Task directions: Can you write out all the lines word for word, with no pictures?
** BEGIN Records for this task **
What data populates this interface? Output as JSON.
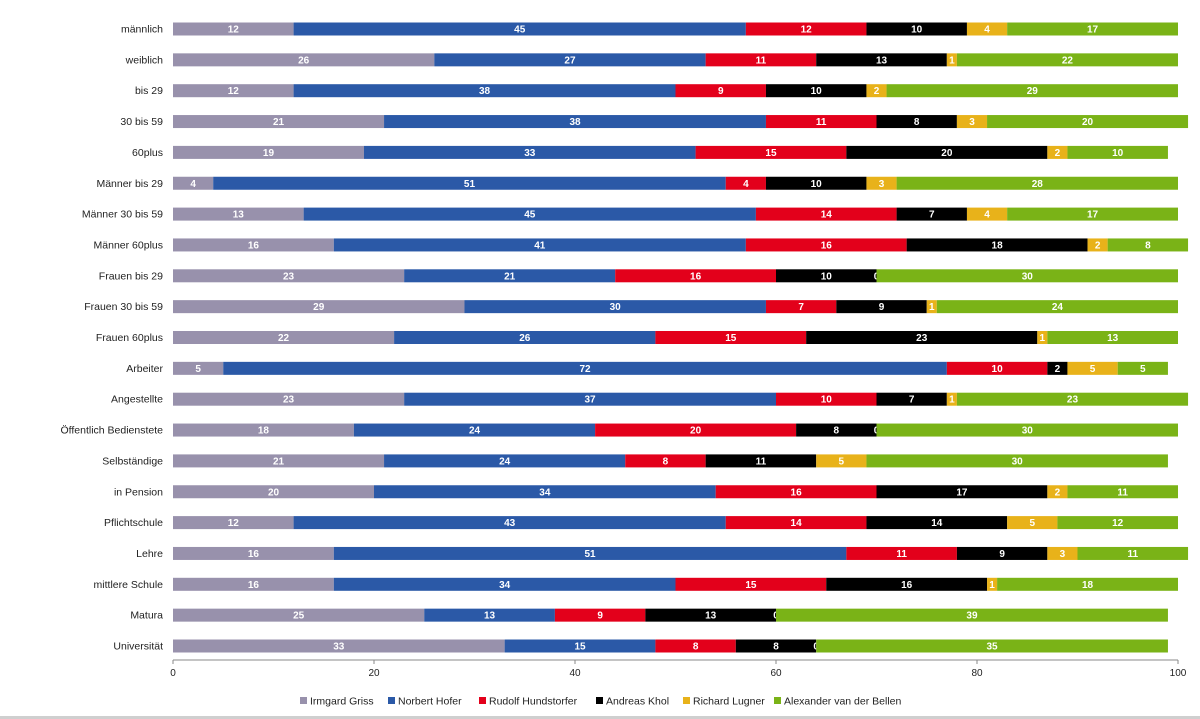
{
  "chart_data": {
    "type": "bar",
    "orientation": "horizontal",
    "stacked": true,
    "categories": [
      "männlich",
      "weiblich",
      "bis 29",
      "30 bis 59",
      "60plus",
      "Männer bis 29",
      "Männer 30 bis 59",
      "Männer 60plus",
      "Frauen bis 29",
      "Frauen 30 bis 59",
      "Frauen 60plus",
      "Arbeiter",
      "Angestellte",
      "Öffentlich Bedienstete",
      "Selbständige",
      "in Pension",
      "Pflichtschule",
      "Lehre",
      "mittlere Schule",
      "Matura",
      "Universität"
    ],
    "series": [
      {
        "name": "Irmgard Griss",
        "color": "#9891ac",
        "values": [
          12,
          26,
          12,
          21,
          19,
          4,
          13,
          16,
          23,
          29,
          22,
          5,
          23,
          18,
          21,
          20,
          12,
          16,
          16,
          25,
          33
        ]
      },
      {
        "name": "Norbert Hofer",
        "color": "#2b59a7",
        "values": [
          45,
          27,
          38,
          38,
          33,
          51,
          45,
          41,
          21,
          30,
          26,
          72,
          37,
          24,
          24,
          34,
          43,
          51,
          34,
          13,
          15
        ]
      },
      {
        "name": "Rudolf Hundstorfer",
        "color": "#e3001b",
        "values": [
          12,
          11,
          9,
          11,
          15,
          4,
          14,
          16,
          16,
          7,
          15,
          10,
          10,
          20,
          8,
          16,
          14,
          11,
          15,
          9,
          8
        ]
      },
      {
        "name": "Andreas Khol",
        "color": "#000000",
        "values": [
          10,
          13,
          10,
          8,
          20,
          10,
          7,
          18,
          10,
          9,
          23,
          2,
          7,
          8,
          11,
          17,
          14,
          9,
          16,
          13,
          8
        ]
      },
      {
        "name": "Richard Lugner",
        "color": "#e8b21a",
        "values": [
          4,
          1,
          2,
          3,
          2,
          3,
          4,
          2,
          0,
          1,
          1,
          5,
          1,
          0,
          5,
          2,
          5,
          3,
          1,
          0,
          0
        ]
      },
      {
        "name": "Alexander van der Bellen",
        "color": "#7ab317",
        "values": [
          17,
          22,
          29,
          20,
          10,
          28,
          17,
          8,
          30,
          24,
          13,
          5,
          23,
          30,
          30,
          11,
          12,
          11,
          18,
          39,
          35
        ]
      }
    ],
    "xlim": [
      0,
      100
    ],
    "xticks": [
      "0",
      "20",
      "40",
      "60",
      "80",
      "100"
    ],
    "grid": false,
    "legend": "bottom"
  }
}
** END Records for this task **
The solution:
What data populates this interface? Output as JSON.
{
  "chart_data": {
    "type": "bar",
    "orientation": "horizontal",
    "stacked": true,
    "categories": [
      "männlich",
      "weiblich",
      "bis 29",
      "30 bis 59",
      "60plus",
      "Männer bis 29",
      "Männer 30 bis 59",
      "Männer 60plus",
      "Frauen bis 29",
      "Frauen 30 bis 59",
      "Frauen 60plus",
      "Arbeiter",
      "Angestellte",
      "Öffentlich Bedienstete",
      "Selbständige",
      "in Pension",
      "Pflichtschule",
      "Lehre",
      "mittlere Schule",
      "Matura",
      "Universität"
    ],
    "series": [
      {
        "name": "Irmgard Griss",
        "color": "#9891ac",
        "values": [
          12,
          26,
          12,
          21,
          19,
          4,
          13,
          16,
          23,
          29,
          22,
          5,
          23,
          18,
          21,
          20,
          12,
          16,
          16,
          25,
          33
        ]
      },
      {
        "name": "Norbert Hofer",
        "color": "#2b59a7",
        "values": [
          45,
          27,
          38,
          38,
          33,
          51,
          45,
          41,
          21,
          30,
          26,
          72,
          37,
          24,
          24,
          34,
          43,
          51,
          34,
          13,
          15
        ]
      },
      {
        "name": "Rudolf Hundstorfer",
        "color": "#e3001b",
        "values": [
          12,
          11,
          9,
          11,
          15,
          4,
          14,
          16,
          16,
          7,
          15,
          10,
          10,
          20,
          8,
          16,
          14,
          11,
          15,
          9,
          8
        ]
      },
      {
        "name": "Andreas Khol",
        "color": "#000000",
        "values": [
          10,
          13,
          10,
          8,
          20,
          10,
          7,
          18,
          10,
          9,
          23,
          2,
          7,
          8,
          11,
          17,
          14,
          9,
          16,
          13,
          8
        ]
      },
      {
        "name": "Richard Lugner",
        "color": "#e8b21a",
        "values": [
          4,
          1,
          2,
          3,
          2,
          3,
          4,
          2,
          0,
          1,
          1,
          5,
          1,
          0,
          5,
          2,
          5,
          3,
          1,
          0,
          0
        ]
      },
      {
        "name": "Alexander van der Bellen",
        "color": "#7ab317",
        "values": [
          17,
          22,
          29,
          20,
          10,
          28,
          17,
          8,
          30,
          24,
          13,
          5,
          23,
          30,
          30,
          11,
          12,
          11,
          18,
          39,
          35
        ]
      }
    ],
    "xlim": [
      0,
      100
    ],
    "xticks": [
      "0",
      "20",
      "40",
      "60",
      "80",
      "100"
    ],
    "grid": false,
    "legend": "bottom"
  }
}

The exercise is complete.